What you need to do:
All of the lines below are to be printed again exactly; images are excluded from the output.

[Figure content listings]
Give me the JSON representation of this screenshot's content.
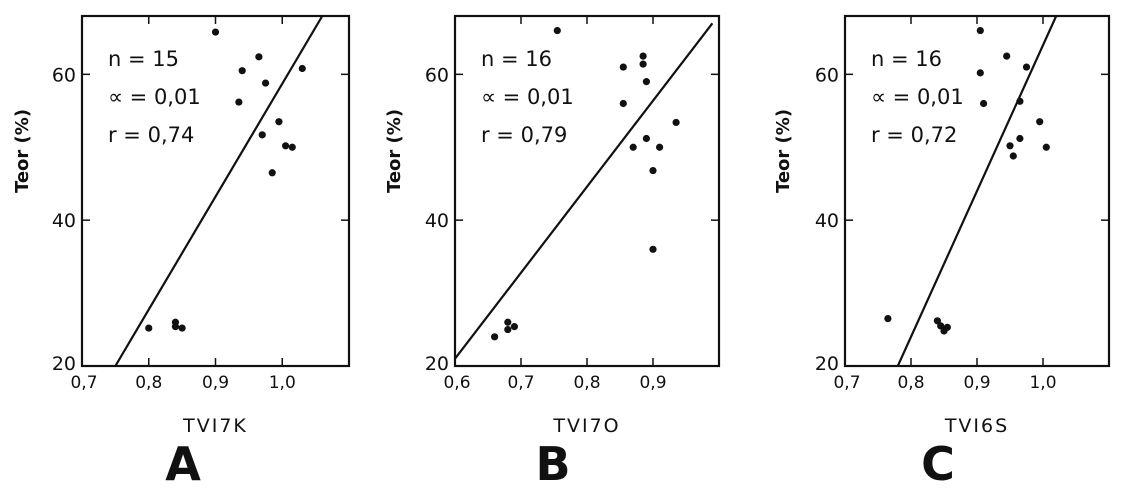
{
  "chart_data": [
    {
      "type": "scatter",
      "panel_label": "A",
      "xlabel": "TVI7K",
      "ylabel": "Teor (%)",
      "xlim": [
        0.7,
        1.1
      ],
      "ylim": [
        20,
        68
      ],
      "xticks": [
        {
          "v": 0.7,
          "label": "0,7"
        },
        {
          "v": 0.8,
          "label": "0,8"
        },
        {
          "v": 0.9,
          "label": "0,9"
        },
        {
          "v": 1.0,
          "label": "1,0"
        }
      ],
      "yticks": [
        {
          "v": 20,
          "label": "20"
        },
        {
          "v": 40,
          "label": "40"
        },
        {
          "v": 60,
          "label": "60"
        }
      ],
      "stats": [
        "n = 15",
        "∝ = 0,01",
        "r = 0,74"
      ],
      "regression_line": [
        [
          0.75,
          20
        ],
        [
          1.06,
          68
        ]
      ],
      "points": [
        {
          "x": 0.8,
          "y": 25.2
        },
        {
          "x": 0.84,
          "y": 26.0
        },
        {
          "x": 0.84,
          "y": 25.4
        },
        {
          "x": 0.85,
          "y": 25.2
        },
        {
          "x": 0.9,
          "y": 65.8
        },
        {
          "x": 0.935,
          "y": 56.2
        },
        {
          "x": 0.94,
          "y": 60.5
        },
        {
          "x": 0.965,
          "y": 62.4
        },
        {
          "x": 0.97,
          "y": 51.7
        },
        {
          "x": 0.975,
          "y": 58.8
        },
        {
          "x": 0.985,
          "y": 46.5
        },
        {
          "x": 0.995,
          "y": 53.5
        },
        {
          "x": 1.005,
          "y": 50.2
        },
        {
          "x": 1.015,
          "y": 50.0
        },
        {
          "x": 1.03,
          "y": 60.8
        }
      ]
    },
    {
      "type": "scatter",
      "panel_label": "B",
      "xlabel": "TVI7O",
      "ylabel": "Teor (%)",
      "xlim": [
        0.6,
        1.0
      ],
      "ylim": [
        20,
        68
      ],
      "xticks": [
        {
          "v": 0.6,
          "label": "0,6"
        },
        {
          "v": 0.7,
          "label": "0,7"
        },
        {
          "v": 0.8,
          "label": "0,8"
        },
        {
          "v": 0.9,
          "label": "0,9"
        }
      ],
      "yticks": [
        {
          "v": 20,
          "label": "20"
        },
        {
          "v": 40,
          "label": "40"
        },
        {
          "v": 60,
          "label": "60"
        }
      ],
      "stats": [
        "n = 16",
        "∝ = 0,01",
        "r = 0,79"
      ],
      "regression_line": [
        [
          0.6,
          21
        ],
        [
          0.99,
          67
        ]
      ],
      "points": [
        {
          "x": 0.66,
          "y": 24.0
        },
        {
          "x": 0.68,
          "y": 26.0
        },
        {
          "x": 0.68,
          "y": 25.0
        },
        {
          "x": 0.69,
          "y": 25.4
        },
        {
          "x": 0.755,
          "y": 66.0
        },
        {
          "x": 0.855,
          "y": 61.0
        },
        {
          "x": 0.855,
          "y": 56.0
        },
        {
          "x": 0.87,
          "y": 50.0
        },
        {
          "x": 0.885,
          "y": 62.5
        },
        {
          "x": 0.885,
          "y": 61.4
        },
        {
          "x": 0.89,
          "y": 59.0
        },
        {
          "x": 0.89,
          "y": 51.2
        },
        {
          "x": 0.9,
          "y": 46.8
        },
        {
          "x": 0.91,
          "y": 50.0
        },
        {
          "x": 0.935,
          "y": 53.4
        },
        {
          "x": 0.9,
          "y": 36.0
        }
      ]
    },
    {
      "type": "scatter",
      "panel_label": "C",
      "xlabel": "TVI6S",
      "ylabel": "Teor (%)",
      "xlim": [
        0.7,
        1.1
      ],
      "ylim": [
        20,
        68
      ],
      "xticks": [
        {
          "v": 0.7,
          "label": "0,7"
        },
        {
          "v": 0.8,
          "label": "0,8"
        },
        {
          "v": 0.9,
          "label": "0,9"
        },
        {
          "v": 1.0,
          "label": "1,0"
        }
      ],
      "yticks": [
        {
          "v": 20,
          "label": "20"
        },
        {
          "v": 40,
          "label": "40"
        },
        {
          "v": 60,
          "label": "60"
        }
      ],
      "stats": [
        "n = 16",
        "∝ = 0,01",
        "r = 0,72"
      ],
      "regression_line": [
        [
          0.78,
          20
        ],
        [
          1.02,
          68
        ]
      ],
      "points": [
        {
          "x": 0.765,
          "y": 26.5
        },
        {
          "x": 0.84,
          "y": 26.2
        },
        {
          "x": 0.845,
          "y": 25.5
        },
        {
          "x": 0.85,
          "y": 24.8
        },
        {
          "x": 0.855,
          "y": 25.3
        },
        {
          "x": 0.905,
          "y": 66.0
        },
        {
          "x": 0.905,
          "y": 60.2
        },
        {
          "x": 0.91,
          "y": 56.0
        },
        {
          "x": 0.945,
          "y": 62.5
        },
        {
          "x": 0.95,
          "y": 50.2
        },
        {
          "x": 0.955,
          "y": 48.8
        },
        {
          "x": 0.965,
          "y": 51.2
        },
        {
          "x": 0.965,
          "y": 56.3
        },
        {
          "x": 0.975,
          "y": 61.0
        },
        {
          "x": 0.995,
          "y": 53.5
        },
        {
          "x": 1.005,
          "y": 50.0
        }
      ]
    }
  ]
}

Exercise output:
Give me the JSON representation of this screenshot's content.
{
  "chart_data": [
    {
      "type": "scatter",
      "panel_label": "A",
      "xlabel": "TVI7K",
      "ylabel": "Teor (%)",
      "xlim": [
        0.7,
        1.1
      ],
      "ylim": [
        20,
        68
      ],
      "xticks": [
        {
          "v": 0.7,
          "label": "0,7"
        },
        {
          "v": 0.8,
          "label": "0,8"
        },
        {
          "v": 0.9,
          "label": "0,9"
        },
        {
          "v": 1.0,
          "label": "1,0"
        }
      ],
      "yticks": [
        {
          "v": 20,
          "label": "20"
        },
        {
          "v": 40,
          "label": "40"
        },
        {
          "v": 60,
          "label": "60"
        }
      ],
      "stats": [
        "n = 15",
        "∝ = 0,01",
        "r = 0,74"
      ],
      "regression_line": [
        [
          0.75,
          20
        ],
        [
          1.06,
          68
        ]
      ],
      "points": [
        {
          "x": 0.8,
          "y": 25.2
        },
        {
          "x": 0.84,
          "y": 26.0
        },
        {
          "x": 0.84,
          "y": 25.4
        },
        {
          "x": 0.85,
          "y": 25.2
        },
        {
          "x": 0.9,
          "y": 65.8
        },
        {
          "x": 0.935,
          "y": 56.2
        },
        {
          "x": 0.94,
          "y": 60.5
        },
        {
          "x": 0.965,
          "y": 62.4
        },
        {
          "x": 0.97,
          "y": 51.7
        },
        {
          "x": 0.975,
          "y": 58.8
        },
        {
          "x": 0.985,
          "y": 46.5
        },
        {
          "x": 0.995,
          "y": 53.5
        },
        {
          "x": 1.005,
          "y": 50.2
        },
        {
          "x": 1.015,
          "y": 50.0
        },
        {
          "x": 1.03,
          "y": 60.8
        }
      ]
    },
    {
      "type": "scatter",
      "panel_label": "B",
      "xlabel": "TVI7O",
      "ylabel": "Teor (%)",
      "xlim": [
        0.6,
        1.0
      ],
      "ylim": [
        20,
        68
      ],
      "xticks": [
        {
          "v": 0.6,
          "label": "0,6"
        },
        {
          "v": 0.7,
          "label": "0,7"
        },
        {
          "v": 0.8,
          "label": "0,8"
        },
        {
          "v": 0.9,
          "label": "0,9"
        }
      ],
      "yticks": [
        {
          "v": 20,
          "label": "20"
        },
        {
          "v": 40,
          "label": "40"
        },
        {
          "v": 60,
          "label": "60"
        }
      ],
      "stats": [
        "n = 16",
        "∝ = 0,01",
        "r = 0,79"
      ],
      "regression_line": [
        [
          0.6,
          21
        ],
        [
          0.99,
          67
        ]
      ],
      "points": [
        {
          "x": 0.66,
          "y": 24.0
        },
        {
          "x": 0.68,
          "y": 26.0
        },
        {
          "x": 0.68,
          "y": 25.0
        },
        {
          "x": 0.69,
          "y": 25.4
        },
        {
          "x": 0.755,
          "y": 66.0
        },
        {
          "x": 0.855,
          "y": 61.0
        },
        {
          "x": 0.855,
          "y": 56.0
        },
        {
          "x": 0.87,
          "y": 50.0
        },
        {
          "x": 0.885,
          "y": 62.5
        },
        {
          "x": 0.885,
          "y": 61.4
        },
        {
          "x": 0.89,
          "y": 59.0
        },
        {
          "x": 0.89,
          "y": 51.2
        },
        {
          "x": 0.9,
          "y": 46.8
        },
        {
          "x": 0.91,
          "y": 50.0
        },
        {
          "x": 0.935,
          "y": 53.4
        },
        {
          "x": 0.9,
          "y": 36.0
        }
      ]
    },
    {
      "type": "scatter",
      "panel_label": "C",
      "xlabel": "TVI6S",
      "ylabel": "Teor (%)",
      "xlim": [
        0.7,
        1.1
      ],
      "ylim": [
        20,
        68
      ],
      "xticks": [
        {
          "v": 0.7,
          "label": "0,7"
        },
        {
          "v": 0.8,
          "label": "0,8"
        },
        {
          "v": 0.9,
          "label": "0,9"
        },
        {
          "v": 1.0,
          "label": "1,0"
        }
      ],
      "yticks": [
        {
          "v": 20,
          "label": "20"
        },
        {
          "v": 40,
          "label": "40"
        },
        {
          "v": 60,
          "label": "60"
        }
      ],
      "stats": [
        "n = 16",
        "∝ = 0,01",
        "r = 0,72"
      ],
      "regression_line": [
        [
          0.78,
          20
        ],
        [
          1.02,
          68
        ]
      ],
      "points": [
        {
          "x": 0.765,
          "y": 26.5
        },
        {
          "x": 0.84,
          "y": 26.2
        },
        {
          "x": 0.845,
          "y": 25.5
        },
        {
          "x": 0.85,
          "y": 24.8
        },
        {
          "x": 0.855,
          "y": 25.3
        },
        {
          "x": 0.905,
          "y": 66.0
        },
        {
          "x": 0.905,
          "y": 60.2
        },
        {
          "x": 0.91,
          "y": 56.0
        },
        {
          "x": 0.945,
          "y": 62.5
        },
        {
          "x": 0.95,
          "y": 50.2
        },
        {
          "x": 0.955,
          "y": 48.8
        },
        {
          "x": 0.965,
          "y": 51.2
        },
        {
          "x": 0.965,
          "y": 56.3
        },
        {
          "x": 0.975,
          "y": 61.0
        },
        {
          "x": 0.995,
          "y": 53.5
        },
        {
          "x": 1.005,
          "y": 50.0
        }
      ]
    }
  ]
}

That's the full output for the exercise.